AIM: Every line that holds "instruction" should be shown.

DATA LINES:
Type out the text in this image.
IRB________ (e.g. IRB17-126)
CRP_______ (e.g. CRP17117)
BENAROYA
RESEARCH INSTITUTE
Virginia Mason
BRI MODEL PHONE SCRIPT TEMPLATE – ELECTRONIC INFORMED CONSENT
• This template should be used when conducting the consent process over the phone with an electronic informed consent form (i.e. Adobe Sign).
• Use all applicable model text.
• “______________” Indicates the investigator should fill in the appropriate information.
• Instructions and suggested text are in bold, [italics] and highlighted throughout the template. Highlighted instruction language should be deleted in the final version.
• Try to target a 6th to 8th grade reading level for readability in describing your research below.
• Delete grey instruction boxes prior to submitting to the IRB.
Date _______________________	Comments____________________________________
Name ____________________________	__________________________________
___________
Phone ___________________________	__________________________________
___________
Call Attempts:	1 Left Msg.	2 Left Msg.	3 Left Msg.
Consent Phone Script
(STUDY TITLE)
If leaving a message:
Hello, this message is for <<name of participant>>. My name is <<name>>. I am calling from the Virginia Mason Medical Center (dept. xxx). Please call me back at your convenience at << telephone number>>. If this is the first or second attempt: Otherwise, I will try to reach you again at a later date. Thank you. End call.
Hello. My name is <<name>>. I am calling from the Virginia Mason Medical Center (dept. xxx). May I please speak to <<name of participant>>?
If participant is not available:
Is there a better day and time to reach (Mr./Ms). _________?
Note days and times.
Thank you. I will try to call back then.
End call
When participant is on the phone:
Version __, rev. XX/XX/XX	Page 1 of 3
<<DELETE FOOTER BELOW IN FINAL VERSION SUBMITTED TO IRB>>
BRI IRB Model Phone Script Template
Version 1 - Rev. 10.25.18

ANSWER:
• Instructions and suggested text are in bold, [italics] and highlighted throughout the template. Highlighted instruction language should be deleted in the final version.
• Delete grey instruction boxes prior to submitting to the IRB.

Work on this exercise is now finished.